══ Entries

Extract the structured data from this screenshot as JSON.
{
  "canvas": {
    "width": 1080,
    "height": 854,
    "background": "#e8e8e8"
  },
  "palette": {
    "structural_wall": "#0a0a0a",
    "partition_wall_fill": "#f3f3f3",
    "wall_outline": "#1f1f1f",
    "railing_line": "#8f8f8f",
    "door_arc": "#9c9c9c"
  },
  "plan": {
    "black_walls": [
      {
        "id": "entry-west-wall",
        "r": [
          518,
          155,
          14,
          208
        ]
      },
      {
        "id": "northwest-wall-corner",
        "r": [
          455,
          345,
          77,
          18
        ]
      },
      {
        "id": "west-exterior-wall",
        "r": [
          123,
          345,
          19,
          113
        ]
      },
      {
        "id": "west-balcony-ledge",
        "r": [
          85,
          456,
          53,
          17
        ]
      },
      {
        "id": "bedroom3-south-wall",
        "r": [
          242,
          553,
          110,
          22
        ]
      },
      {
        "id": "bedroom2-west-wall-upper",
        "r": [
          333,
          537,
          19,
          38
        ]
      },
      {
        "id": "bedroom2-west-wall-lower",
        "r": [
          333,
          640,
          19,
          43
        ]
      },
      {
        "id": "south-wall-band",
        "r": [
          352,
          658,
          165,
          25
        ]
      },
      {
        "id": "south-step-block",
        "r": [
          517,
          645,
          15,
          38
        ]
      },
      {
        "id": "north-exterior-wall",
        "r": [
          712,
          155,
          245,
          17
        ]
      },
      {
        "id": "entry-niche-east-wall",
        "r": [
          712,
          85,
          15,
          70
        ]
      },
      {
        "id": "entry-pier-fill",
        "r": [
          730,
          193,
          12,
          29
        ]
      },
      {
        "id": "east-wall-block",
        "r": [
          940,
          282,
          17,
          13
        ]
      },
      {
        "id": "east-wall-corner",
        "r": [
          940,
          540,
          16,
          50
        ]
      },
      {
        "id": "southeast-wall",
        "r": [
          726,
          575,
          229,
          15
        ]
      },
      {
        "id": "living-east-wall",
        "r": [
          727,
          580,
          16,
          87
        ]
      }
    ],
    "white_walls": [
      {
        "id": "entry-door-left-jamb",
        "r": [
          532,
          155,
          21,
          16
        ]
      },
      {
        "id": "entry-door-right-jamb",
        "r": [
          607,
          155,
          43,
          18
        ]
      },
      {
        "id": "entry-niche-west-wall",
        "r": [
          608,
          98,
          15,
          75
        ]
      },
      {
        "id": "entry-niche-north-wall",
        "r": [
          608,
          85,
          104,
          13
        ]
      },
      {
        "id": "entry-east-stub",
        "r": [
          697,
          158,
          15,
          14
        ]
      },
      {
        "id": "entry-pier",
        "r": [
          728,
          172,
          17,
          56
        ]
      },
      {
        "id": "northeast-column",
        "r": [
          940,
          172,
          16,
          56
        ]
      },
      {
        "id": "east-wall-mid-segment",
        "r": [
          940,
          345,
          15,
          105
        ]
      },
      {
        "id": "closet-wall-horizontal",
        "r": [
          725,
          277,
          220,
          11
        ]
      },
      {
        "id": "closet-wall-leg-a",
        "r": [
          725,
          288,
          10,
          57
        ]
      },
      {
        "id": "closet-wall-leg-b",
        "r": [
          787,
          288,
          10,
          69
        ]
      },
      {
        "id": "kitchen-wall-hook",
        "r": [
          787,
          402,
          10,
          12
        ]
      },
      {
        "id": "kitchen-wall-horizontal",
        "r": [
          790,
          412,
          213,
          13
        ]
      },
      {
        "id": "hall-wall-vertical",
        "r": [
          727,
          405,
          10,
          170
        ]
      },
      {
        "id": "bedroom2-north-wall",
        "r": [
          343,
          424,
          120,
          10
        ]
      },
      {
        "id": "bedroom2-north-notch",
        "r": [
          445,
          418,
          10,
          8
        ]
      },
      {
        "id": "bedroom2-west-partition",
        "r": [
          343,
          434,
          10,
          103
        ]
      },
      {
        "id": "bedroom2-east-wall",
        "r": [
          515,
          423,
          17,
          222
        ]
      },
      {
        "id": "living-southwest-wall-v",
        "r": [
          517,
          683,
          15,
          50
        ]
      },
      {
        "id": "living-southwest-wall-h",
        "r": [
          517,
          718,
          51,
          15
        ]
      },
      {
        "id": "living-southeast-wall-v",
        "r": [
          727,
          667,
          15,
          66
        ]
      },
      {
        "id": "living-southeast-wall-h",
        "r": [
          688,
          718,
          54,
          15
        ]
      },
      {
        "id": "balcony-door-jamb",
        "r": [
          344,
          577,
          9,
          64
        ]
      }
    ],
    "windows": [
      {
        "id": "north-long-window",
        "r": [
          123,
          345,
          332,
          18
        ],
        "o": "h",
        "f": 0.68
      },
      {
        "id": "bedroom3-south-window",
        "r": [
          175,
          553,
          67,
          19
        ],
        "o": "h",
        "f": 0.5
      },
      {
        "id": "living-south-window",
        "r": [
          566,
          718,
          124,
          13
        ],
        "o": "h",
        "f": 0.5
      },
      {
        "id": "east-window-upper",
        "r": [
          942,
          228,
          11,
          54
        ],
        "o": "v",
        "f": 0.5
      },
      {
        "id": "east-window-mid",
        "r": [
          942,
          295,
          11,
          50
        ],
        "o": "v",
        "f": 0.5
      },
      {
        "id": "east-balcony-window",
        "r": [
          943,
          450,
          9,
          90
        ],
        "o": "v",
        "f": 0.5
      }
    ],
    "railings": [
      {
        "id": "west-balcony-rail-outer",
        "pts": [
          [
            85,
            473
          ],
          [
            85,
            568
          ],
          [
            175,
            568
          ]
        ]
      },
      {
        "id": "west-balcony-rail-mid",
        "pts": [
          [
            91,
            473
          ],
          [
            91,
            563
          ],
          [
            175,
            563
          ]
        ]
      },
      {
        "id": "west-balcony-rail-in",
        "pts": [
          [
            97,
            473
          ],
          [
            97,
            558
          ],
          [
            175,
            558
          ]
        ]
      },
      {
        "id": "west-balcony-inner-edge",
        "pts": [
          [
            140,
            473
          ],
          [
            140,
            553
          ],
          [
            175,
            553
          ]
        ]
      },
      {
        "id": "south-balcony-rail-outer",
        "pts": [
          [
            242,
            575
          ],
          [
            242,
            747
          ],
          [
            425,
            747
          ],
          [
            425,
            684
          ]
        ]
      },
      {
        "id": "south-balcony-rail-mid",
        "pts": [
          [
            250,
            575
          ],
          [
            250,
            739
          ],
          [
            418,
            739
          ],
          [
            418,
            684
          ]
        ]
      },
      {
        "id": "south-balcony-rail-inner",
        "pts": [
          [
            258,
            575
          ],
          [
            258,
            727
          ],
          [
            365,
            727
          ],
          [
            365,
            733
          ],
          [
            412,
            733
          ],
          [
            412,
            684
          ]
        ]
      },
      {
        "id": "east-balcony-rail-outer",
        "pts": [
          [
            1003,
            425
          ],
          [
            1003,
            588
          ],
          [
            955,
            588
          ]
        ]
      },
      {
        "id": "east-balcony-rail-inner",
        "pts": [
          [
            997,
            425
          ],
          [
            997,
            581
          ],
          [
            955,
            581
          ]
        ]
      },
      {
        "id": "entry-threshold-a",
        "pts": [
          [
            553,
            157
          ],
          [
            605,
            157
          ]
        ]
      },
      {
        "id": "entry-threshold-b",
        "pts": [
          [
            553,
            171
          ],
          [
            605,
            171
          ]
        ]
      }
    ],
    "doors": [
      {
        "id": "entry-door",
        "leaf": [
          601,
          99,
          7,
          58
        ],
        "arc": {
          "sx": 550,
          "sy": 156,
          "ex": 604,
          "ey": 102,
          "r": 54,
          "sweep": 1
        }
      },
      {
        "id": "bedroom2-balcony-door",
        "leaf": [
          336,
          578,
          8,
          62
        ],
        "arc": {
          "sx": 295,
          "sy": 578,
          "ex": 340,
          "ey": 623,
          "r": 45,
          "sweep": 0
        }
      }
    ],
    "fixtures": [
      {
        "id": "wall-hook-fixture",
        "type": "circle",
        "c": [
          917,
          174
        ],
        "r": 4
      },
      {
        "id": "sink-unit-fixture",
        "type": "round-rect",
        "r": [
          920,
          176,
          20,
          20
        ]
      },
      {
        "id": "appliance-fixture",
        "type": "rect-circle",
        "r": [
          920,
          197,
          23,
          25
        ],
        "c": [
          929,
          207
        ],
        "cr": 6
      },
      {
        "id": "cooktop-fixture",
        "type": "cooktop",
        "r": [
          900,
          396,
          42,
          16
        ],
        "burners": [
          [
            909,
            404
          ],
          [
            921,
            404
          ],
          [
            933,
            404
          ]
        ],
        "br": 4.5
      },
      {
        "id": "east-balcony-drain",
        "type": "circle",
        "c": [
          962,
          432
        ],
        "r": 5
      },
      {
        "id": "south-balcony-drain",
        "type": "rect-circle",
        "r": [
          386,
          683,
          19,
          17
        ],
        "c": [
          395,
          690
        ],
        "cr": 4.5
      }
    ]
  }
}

════

Take each line containing the string "horizontal" and copy it out.

        "id": "closet-wall-horizontal",
        "id": "kitchen-wall-horizontal",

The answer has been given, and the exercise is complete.